▸ Instructions for the task: Reproduce the listing below in its entirety. Change nothing.
— Begin Provided records —
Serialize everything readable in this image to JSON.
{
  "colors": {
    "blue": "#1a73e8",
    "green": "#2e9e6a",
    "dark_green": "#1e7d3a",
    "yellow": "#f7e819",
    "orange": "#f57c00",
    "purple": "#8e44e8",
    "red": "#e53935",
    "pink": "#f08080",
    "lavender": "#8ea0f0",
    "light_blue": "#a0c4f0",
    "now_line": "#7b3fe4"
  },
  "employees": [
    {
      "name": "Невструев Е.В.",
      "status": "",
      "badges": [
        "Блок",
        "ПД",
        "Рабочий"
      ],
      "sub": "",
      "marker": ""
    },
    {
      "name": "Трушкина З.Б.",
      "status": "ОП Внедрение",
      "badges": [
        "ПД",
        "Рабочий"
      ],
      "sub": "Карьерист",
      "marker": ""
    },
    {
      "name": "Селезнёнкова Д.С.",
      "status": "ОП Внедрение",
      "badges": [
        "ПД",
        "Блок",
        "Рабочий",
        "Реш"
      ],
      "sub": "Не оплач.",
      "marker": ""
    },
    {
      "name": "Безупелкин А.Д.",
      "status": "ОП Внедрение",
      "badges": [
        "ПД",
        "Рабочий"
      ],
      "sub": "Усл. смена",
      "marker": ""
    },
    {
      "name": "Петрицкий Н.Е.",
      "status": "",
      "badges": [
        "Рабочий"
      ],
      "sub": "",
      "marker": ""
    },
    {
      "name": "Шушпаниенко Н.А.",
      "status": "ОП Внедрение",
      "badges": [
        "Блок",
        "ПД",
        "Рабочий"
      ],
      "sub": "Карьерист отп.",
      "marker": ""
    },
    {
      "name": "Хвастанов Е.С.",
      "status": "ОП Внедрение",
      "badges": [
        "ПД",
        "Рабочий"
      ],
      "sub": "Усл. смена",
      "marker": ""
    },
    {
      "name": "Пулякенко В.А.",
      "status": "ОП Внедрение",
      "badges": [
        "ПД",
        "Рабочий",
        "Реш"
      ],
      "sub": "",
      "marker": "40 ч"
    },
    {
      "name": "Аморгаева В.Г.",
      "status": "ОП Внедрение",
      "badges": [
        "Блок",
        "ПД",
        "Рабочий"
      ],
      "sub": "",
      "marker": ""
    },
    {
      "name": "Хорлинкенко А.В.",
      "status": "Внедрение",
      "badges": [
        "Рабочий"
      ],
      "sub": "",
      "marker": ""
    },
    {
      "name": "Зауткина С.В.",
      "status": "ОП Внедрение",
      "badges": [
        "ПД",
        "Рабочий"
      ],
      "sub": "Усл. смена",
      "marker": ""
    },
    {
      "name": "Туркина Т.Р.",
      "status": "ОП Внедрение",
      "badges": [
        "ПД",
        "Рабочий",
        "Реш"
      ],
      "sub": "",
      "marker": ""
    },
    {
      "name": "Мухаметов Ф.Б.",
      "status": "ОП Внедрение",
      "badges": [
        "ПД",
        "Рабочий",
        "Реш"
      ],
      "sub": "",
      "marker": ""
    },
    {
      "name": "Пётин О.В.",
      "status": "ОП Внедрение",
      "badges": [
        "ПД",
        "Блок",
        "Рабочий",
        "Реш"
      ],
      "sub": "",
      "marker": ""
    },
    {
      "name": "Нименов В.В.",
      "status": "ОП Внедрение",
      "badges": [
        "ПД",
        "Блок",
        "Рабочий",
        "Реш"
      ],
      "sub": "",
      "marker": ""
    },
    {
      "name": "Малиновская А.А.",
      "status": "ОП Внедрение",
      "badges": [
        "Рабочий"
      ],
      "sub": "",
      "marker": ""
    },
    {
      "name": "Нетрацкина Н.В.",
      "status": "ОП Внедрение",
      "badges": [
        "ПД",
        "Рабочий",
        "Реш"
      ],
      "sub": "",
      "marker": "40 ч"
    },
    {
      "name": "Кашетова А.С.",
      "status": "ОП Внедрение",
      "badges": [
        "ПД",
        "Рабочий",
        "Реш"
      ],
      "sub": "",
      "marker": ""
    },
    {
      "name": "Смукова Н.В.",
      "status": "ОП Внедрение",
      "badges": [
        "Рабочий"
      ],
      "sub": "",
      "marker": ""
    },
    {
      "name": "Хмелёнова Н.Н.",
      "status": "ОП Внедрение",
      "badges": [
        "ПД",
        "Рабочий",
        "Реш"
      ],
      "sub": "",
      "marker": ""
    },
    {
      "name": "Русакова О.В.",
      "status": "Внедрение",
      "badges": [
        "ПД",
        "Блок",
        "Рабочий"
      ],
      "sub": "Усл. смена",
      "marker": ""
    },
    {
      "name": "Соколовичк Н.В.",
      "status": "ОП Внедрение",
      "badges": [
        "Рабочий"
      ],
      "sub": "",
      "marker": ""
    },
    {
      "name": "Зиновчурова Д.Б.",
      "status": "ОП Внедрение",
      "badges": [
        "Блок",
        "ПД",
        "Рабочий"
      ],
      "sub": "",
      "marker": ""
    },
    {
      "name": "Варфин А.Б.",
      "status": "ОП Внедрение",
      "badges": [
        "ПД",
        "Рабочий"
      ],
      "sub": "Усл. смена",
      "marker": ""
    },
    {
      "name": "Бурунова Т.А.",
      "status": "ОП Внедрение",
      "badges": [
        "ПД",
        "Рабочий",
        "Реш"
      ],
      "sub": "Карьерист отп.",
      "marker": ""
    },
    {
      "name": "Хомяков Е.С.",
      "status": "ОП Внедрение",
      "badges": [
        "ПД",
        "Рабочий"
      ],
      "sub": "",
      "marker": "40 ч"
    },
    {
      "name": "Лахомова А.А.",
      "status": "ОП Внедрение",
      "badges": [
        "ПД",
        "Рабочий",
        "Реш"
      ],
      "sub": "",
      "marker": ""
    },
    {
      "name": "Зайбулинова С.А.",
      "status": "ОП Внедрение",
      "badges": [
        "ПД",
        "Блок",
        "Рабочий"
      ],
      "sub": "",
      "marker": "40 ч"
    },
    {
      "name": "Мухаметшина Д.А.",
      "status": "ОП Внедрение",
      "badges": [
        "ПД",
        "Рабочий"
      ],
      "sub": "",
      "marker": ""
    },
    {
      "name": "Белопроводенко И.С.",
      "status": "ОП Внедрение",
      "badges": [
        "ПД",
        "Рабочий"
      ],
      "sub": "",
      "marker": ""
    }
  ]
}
— End Provided records —
▸ Result of this task:
Serialize everything readable in this image to JSON.
{
  "colors": {
    "blue": "#1a73e8",
    "green": "#2e9e6a",
    "dark_green": "#1e7d3a",
    "yellow": "#f7e819",
    "orange": "#f57c00",
    "purple": "#8e44e8",
    "red": "#e53935",
    "pink": "#f08080",
    "lavender": "#8ea0f0",
    "light_blue": "#a0c4f0",
    "now_line": "#7b3fe4"
  },
  "employees": [
    {
      "name": "Невструев Е.В.",
      "status": "",
      "badges": [
        "Блок",
        "ПД",
        "Рабочий"
      ],
      "sub": "",
      "marker": ""
    },
    {
      "name": "Трушкина З.Б.",
      "status": "ОП Внедрение",
      "badges": [
        "ПД",
        "Рабочий"
      ],
      "sub": "Карьерист",
      "marker": ""
    },
    {
      "name": "Селезнёнкова Д.С.",
      "status": "ОП Внедрение",
      "badges": [
        "ПД",
        "Блок",
        "Рабочий",
        "Реш"
      ],
      "sub": "Не оплач.",
      "marker": ""
    },
    {
      "name": "Безупелкин А.Д.",
      "status": "ОП Внедрение",
      "badges": [
        "ПД",
        "Рабочий"
      ],
      "sub": "Усл. смена",
      "marker": ""
    },
    {
      "name": "Петрицкий Н.Е.",
      "status": "",
      "badges": [
        "Рабочий"
      ],
      "sub": "",
      "marker": ""
    },
    {
      "name": "Шушпаниенко Н.А.",
      "status": "ОП Внедрение",
      "badges": [
        "Блок",
        "ПД",
        "Рабочий"
      ],
      "sub": "Карьерист отп.",
      "marker": ""
    },
    {
      "name": "Хвастанов Е.С.",
      "status": "ОП Внедрение",
      "badges": [
        "ПД",
        "Рабочий"
      ],
      "sub": "Усл. смена",
      "marker": ""
    },
    {
      "name": "Пулякенко В.А.",
      "status": "ОП Внедрение",
      "badges": [
        "ПД",
        "Рабочий",
        "Реш"
      ],
      "sub": "",
      "marker": "40 ч"
    },
    {
      "name": "Аморгаева В.Г.",
      "status": "ОП Внедрение",
      "badges": [
        "Блок",
        "ПД",
        "Рабочий"
      ],
      "sub": "",
      "marker": ""
    },
    {
      "name": "Хорлинкенко А.В.",
      "status": "Внедрение",
      "badges": [
        "Рабочий"
      ],
      "sub": "",
      "marker": ""
    },
    {
      "name": "Зауткина С.В.",
      "status": "ОП Внедрение",
      "badges": [
        "ПД",
        "Рабочий"
      ],
      "sub": "Усл. смена",
      "marker": ""
    },
    {
      "name": "Туркина Т.Р.",
      "status": "ОП Внедрение",
      "badges": [
        "ПД",
        "Рабочий",
        "Реш"
      ],
      "sub": "",
      "marker": ""
    },
    {
      "name": "Мухаметов Ф.Б.",
      "status": "ОП Внедрение",
      "badges": [
        "ПД",
        "Рабочий",
        "Реш"
      ],
      "sub": "",
      "marker": ""
    },
    {
      "name": "Пётин О.В.",
      "status": "ОП Внедрение",
      "badges": [
        "ПД",
        "Блок",
        "Рабочий",
        "Реш"
      ],
      "sub": "",
      "marker": ""
    },
    {
      "name": "Нименов В.В.",
      "status": "ОП Внедрение",
      "badges": [
        "ПД",
        "Блок",
        "Рабочий",
        "Реш"
      ],
      "sub": "",
      "marker": ""
    },
    {
      "name": "Малиновская А.А.",
      "status": "ОП Внедрение",
      "badges": [
        "Рабочий"
      ],
      "sub": "",
      "marker": ""
    },
    {
      "name": "Нетрацкина Н.В.",
      "status": "ОП Внедрение",
      "badges": [
        "ПД",
        "Рабочий",
        "Реш"
      ],
      "sub": "",
      "marker": "40 ч"
    },
    {
      "name": "Кашетова А.С.",
      "status": "ОП Внедрение",
      "badges": [
        "ПД",
        "Рабочий",
        "Реш"
      ],
      "sub": "",
      "marker": ""
    },
    {
      "name": "Смукова Н.В.",
      "status": "ОП Внедрение",
      "badges": [
        "Рабочий"
      ],
      "sub": "",
      "marker": ""
    },
    {
      "name": "Хмелёнова Н.Н.",
      "status": "ОП Внедрение",
      "badges": [
        "ПД",
        "Рабочий",
        "Реш"
      ],
      "sub": "",
      "marker": ""
    },
    {
      "name": "Русакова О.В.",
      "status": "Внедрение",
      "badges": [
        "ПД",
        "Блок",
        "Рабочий"
      ],
      "sub": "Усл. смена",
      "marker": ""
    },
    {
      "name": "Соколовичк Н.В.",
      "status": "ОП Внедрение",
      "badges": [
        "Рабочий"
      ],
      "sub": "",
      "marker": ""
    },
    {
      "name": "Зиновчурова Д.Б.",
      "status": "ОП Внедрение",
      "badges": [
        "Блок",
        "ПД",
        "Рабочий"
      ],
      "sub": "",
      "marker": ""
    },
    {
      "name": "Варфин А.Б.",
      "status": "ОП Внедрение",
      "badges": [
        "ПД",
        "Рабочий"
      ],
      "sub": "Усл. смена",
      "marker": ""
    },
    {
      "name": "Бурунова Т.А.",
      "status": "ОП Внедрение",
      "badges": [
        "ПД",
        "Рабочий",
        "Реш"
      ],
      "sub": "Карьерист отп.",
      "marker": ""
    },
    {
      "name": "Хомяков Е.С.",
      "status": "ОП Внедрение",
      "badges": [
        "ПД",
        "Рабочий"
      ],
      "sub": "",
      "marker": "40 ч"
    },
    {
      "name": "Лахомова А.А.",
      "status": "ОП Внедрение",
      "badges": [
        "ПД",
        "Рабочий",
        "Реш"
      ],
      "sub": "",
      "marker": ""
    },
    {
      "name": "Зайбулинова С.А.",
      "status": "ОП Внедрение",
      "badges": [
        "ПД",
        "Блок",
        "Рабочий"
      ],
      "sub": "",
      "marker": "40 ч"
    },
    {
      "name": "Мухаметшина Д.А.",
      "status": "ОП Внедрение",
      "badges": [
        "ПД",
        "Рабочий"
      ],
      "sub": "",
      "marker": ""
    },
    {
      "name": "Белопроводенко И.С.",
      "status": "ОП Внедрение",
      "badges": [
        "ПД",
        "Рабочий"
      ],
      "sub": "",
      "marker": ""
    }
  ]
}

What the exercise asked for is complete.